Work instructions -
Each record needs to be echoed exactly; can you do that?

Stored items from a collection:
※
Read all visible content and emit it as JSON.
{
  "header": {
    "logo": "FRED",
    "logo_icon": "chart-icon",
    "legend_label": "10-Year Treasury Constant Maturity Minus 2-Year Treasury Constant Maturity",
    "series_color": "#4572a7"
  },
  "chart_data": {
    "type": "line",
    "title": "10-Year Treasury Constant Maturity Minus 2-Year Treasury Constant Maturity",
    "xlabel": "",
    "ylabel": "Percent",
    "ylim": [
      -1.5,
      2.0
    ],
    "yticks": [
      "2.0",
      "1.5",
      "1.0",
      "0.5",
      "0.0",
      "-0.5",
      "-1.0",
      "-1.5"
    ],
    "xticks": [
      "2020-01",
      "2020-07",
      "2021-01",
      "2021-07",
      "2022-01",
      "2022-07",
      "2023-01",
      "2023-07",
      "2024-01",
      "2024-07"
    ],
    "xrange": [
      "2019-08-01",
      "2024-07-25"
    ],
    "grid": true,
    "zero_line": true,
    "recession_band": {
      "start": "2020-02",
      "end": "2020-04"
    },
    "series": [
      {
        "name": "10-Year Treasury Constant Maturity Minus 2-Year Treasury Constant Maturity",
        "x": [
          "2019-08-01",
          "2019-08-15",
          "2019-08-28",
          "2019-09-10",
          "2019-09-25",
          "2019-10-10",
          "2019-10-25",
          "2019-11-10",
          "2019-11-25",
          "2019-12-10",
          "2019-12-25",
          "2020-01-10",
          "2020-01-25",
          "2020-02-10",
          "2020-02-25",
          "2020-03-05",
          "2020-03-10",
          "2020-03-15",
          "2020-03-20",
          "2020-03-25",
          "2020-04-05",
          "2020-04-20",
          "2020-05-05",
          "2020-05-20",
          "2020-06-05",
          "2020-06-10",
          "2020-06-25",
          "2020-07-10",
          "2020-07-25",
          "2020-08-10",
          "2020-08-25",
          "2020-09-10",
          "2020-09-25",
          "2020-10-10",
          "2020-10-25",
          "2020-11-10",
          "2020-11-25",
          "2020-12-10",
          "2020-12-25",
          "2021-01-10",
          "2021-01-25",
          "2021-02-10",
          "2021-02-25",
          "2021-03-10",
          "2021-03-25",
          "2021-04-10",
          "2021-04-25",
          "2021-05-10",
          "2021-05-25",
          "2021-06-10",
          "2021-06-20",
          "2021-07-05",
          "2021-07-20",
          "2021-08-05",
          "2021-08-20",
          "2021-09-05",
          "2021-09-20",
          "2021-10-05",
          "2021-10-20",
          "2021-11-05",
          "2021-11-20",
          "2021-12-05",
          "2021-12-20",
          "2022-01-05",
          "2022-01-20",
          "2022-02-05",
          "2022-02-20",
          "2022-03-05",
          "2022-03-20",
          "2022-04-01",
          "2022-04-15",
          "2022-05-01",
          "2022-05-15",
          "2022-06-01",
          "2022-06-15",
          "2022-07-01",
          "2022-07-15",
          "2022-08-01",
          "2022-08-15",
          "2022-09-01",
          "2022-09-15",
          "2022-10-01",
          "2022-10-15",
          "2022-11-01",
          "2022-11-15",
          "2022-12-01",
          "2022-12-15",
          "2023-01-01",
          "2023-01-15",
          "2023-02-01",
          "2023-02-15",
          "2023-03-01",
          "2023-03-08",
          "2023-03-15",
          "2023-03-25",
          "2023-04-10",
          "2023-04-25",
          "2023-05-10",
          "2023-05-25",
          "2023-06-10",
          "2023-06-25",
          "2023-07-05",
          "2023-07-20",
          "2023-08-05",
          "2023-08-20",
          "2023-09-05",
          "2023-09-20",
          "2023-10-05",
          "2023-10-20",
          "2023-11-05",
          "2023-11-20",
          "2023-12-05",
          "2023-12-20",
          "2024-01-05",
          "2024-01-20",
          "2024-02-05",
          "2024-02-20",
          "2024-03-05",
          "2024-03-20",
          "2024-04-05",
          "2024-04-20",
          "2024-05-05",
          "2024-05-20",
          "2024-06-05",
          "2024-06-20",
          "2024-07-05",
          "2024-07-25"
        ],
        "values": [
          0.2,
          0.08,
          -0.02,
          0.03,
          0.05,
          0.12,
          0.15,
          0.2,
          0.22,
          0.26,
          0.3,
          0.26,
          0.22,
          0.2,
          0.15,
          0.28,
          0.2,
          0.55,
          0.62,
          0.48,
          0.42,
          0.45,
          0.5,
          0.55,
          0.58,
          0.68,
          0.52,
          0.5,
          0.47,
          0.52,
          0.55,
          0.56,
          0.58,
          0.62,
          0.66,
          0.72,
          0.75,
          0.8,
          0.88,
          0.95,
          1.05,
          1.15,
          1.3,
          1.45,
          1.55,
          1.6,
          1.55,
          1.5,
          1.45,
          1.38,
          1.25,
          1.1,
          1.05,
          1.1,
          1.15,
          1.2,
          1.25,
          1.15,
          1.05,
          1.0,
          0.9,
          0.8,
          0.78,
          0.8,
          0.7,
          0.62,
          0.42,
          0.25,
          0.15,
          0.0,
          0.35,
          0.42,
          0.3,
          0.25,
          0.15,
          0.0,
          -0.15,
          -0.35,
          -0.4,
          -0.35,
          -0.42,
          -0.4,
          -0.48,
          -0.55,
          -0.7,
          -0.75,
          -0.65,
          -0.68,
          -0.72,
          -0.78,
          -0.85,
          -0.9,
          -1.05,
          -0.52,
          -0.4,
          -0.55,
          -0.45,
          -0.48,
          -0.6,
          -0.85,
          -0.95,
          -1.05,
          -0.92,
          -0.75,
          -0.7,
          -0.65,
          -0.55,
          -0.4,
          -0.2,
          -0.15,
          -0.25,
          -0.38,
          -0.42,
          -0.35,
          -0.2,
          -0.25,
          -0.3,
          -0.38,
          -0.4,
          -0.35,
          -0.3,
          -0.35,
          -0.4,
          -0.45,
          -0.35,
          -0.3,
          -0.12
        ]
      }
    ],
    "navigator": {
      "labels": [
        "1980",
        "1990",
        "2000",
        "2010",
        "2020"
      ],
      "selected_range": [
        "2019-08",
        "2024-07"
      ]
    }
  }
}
※
The completed task -
Read all visible content and emit it as JSON.
{
  "header": {
    "logo": "FRED",
    "logo_icon": "chart-icon",
    "legend_label": "10-Year Treasury Constant Maturity Minus 2-Year Treasury Constant Maturity",
    "series_color": "#4572a7"
  },
  "chart_data": {
    "type": "line",
    "title": "10-Year Treasury Constant Maturity Minus 2-Year Treasury Constant Maturity",
    "xlabel": "",
    "ylabel": "Percent",
    "ylim": [
      -1.5,
      2.0
    ],
    "yticks": [
      "2.0",
      "1.5",
      "1.0",
      "0.5",
      "0.0",
      "-0.5",
      "-1.0",
      "-1.5"
    ],
    "xticks": [
      "2020-01",
      "2020-07",
      "2021-01",
      "2021-07",
      "2022-01",
      "2022-07",
      "2023-01",
      "2023-07",
      "2024-01",
      "2024-07"
    ],
    "xrange": [
      "2019-08-01",
      "2024-07-25"
    ],
    "grid": true,
    "zero_line": true,
    "recession_band": {
      "start": "2020-02",
      "end": "2020-04"
    },
    "series": [
      {
        "name": "10-Year Treasury Constant Maturity Minus 2-Year Treasury Constant Maturity",
        "x": [
          "2019-08-01",
          "2019-08-15",
          "2019-08-28",
          "2019-09-10",
          "2019-09-25",
          "2019-10-10",
          "2019-10-25",
          "2019-11-10",
          "2019-11-25",
          "2019-12-10",
          "2019-12-25",
          "2020-01-10",
          "2020-01-25",
          "2020-02-10",
          "2020-02-25",
          "2020-03-05",
          "2020-03-10",
          "2020-03-15",
          "2020-03-20",
          "2020-03-25",
          "2020-04-05",
          "2020-04-20",
          "2020-05-05",
          "2020-05-20",
          "2020-06-05",
          "2020-06-10",
          "2020-06-25",
          "2020-07-10",
          "2020-07-25",
          "2020-08-10",
          "2020-08-25",
          "2020-09-10",
          "2020-09-25",
          "2020-10-10",
          "2020-10-25",
          "2020-11-10",
          "2020-11-25",
          "2020-12-10",
          "2020-12-25",
          "2021-01-10",
          "2021-01-25",
          "2021-02-10",
          "2021-02-25",
          "2021-03-10",
          "2021-03-25",
          "2021-04-10",
          "2021-04-25",
          "2021-05-10",
          "2021-05-25",
          "2021-06-10",
          "2021-06-20",
          "2021-07-05",
          "2021-07-20",
          "2021-08-05",
          "2021-08-20",
          "2021-09-05",
          "2021-09-20",
          "2021-10-05",
          "2021-10-20",
          "2021-11-05",
          "2021-11-20",
          "2021-12-05",
          "2021-12-20",
          "2022-01-05",
          "2022-01-20",
          "2022-02-05",
          "2022-02-20",
          "2022-03-05",
          "2022-03-20",
          "2022-04-01",
          "2022-04-15",
          "2022-05-01",
          "2022-05-15",
          "2022-06-01",
          "2022-06-15",
          "2022-07-01",
          "2022-07-15",
          "2022-08-01",
          "2022-08-15",
          "2022-09-01",
          "2022-09-15",
          "2022-10-01",
          "2022-10-15",
          "2022-11-01",
          "2022-11-15",
          "2022-12-01",
          "2022-12-15",
          "2023-01-01",
          "2023-01-15",
          "2023-02-01",
          "2023-02-15",
          "2023-03-01",
          "2023-03-08",
          "2023-03-15",
          "2023-03-25",
          "2023-04-10",
          "2023-04-25",
          "2023-05-10",
          "2023-05-25",
          "2023-06-10",
          "2023-06-25",
          "2023-07-05",
          "2023-07-20",
          "2023-08-05",
          "2023-08-20",
          "2023-09-05",
          "2023-09-20",
          "2023-10-05",
          "2023-10-20",
          "2023-11-05",
          "2023-11-20",
          "2023-12-05",
          "2023-12-20",
          "2024-01-05",
          "2024-01-20",
          "2024-02-05",
          "2024-02-20",
          "2024-03-05",
          "2024-03-20",
          "2024-04-05",
          "2024-04-20",
          "2024-05-05",
          "2024-05-20",
          "2024-06-05",
          "2024-06-20",
          "2024-07-05",
          "2024-07-25"
        ],
        "values": [
          0.2,
          0.08,
          -0.02,
          0.03,
          0.05,
          0.12,
          0.15,
          0.2,
          0.22,
          0.26,
          0.3,
          0.26,
          0.22,
          0.2,
          0.15,
          0.28,
          0.2,
          0.55,
          0.62,
          0.48,
          0.42,
          0.45,
          0.5,
          0.55,
          0.58,
          0.68,
          0.52,
          0.5,
          0.47,
          0.52,
          0.55,
          0.56,
          0.58,
          0.62,
          0.66,
          0.72,
          0.75,
          0.8,
          0.88,
          0.95,
          1.05,
          1.15,
          1.3,
          1.45,
          1.55,
          1.6,
          1.55,
          1.5,
          1.45,
          1.38,
          1.25,
          1.1,
          1.05,
          1.1,
          1.15,
          1.2,
          1.25,
          1.15,
          1.05,
          1.0,
          0.9,
          0.8,
          0.78,
          0.8,
          0.7,
          0.62,
          0.42,
          0.25,
          0.15,
          0.0,
          0.35,
          0.42,
          0.3,
          0.25,
          0.15,
          0.0,
          -0.15,
          -0.35,
          -0.4,
          -0.35,
          -0.42,
          -0.4,
          -0.48,
          -0.55,
          -0.7,
          -0.75,
          -0.65,
          -0.68,
          -0.72,
          -0.78,
          -0.85,
          -0.9,
          -1.05,
          -0.52,
          -0.4,
          -0.55,
          -0.45,
          -0.48,
          -0.6,
          -0.85,
          -0.95,
          -1.05,
          -0.92,
          -0.75,
          -0.7,
          -0.65,
          -0.55,
          -0.4,
          -0.2,
          -0.15,
          -0.25,
          -0.38,
          -0.42,
          -0.35,
          -0.2,
          -0.25,
          -0.3,
          -0.38,
          -0.4,
          -0.35,
          -0.3,
          -0.35,
          -0.4,
          -0.45,
          -0.35,
          -0.3,
          -0.12
        ]
      }
    ],
    "navigator": {
      "labels": [
        "1980",
        "1990",
        "2000",
        "2010",
        "2020"
      ],
      "selected_range": [
        "2019-08",
        "2024-07"
      ]
    }
  }
}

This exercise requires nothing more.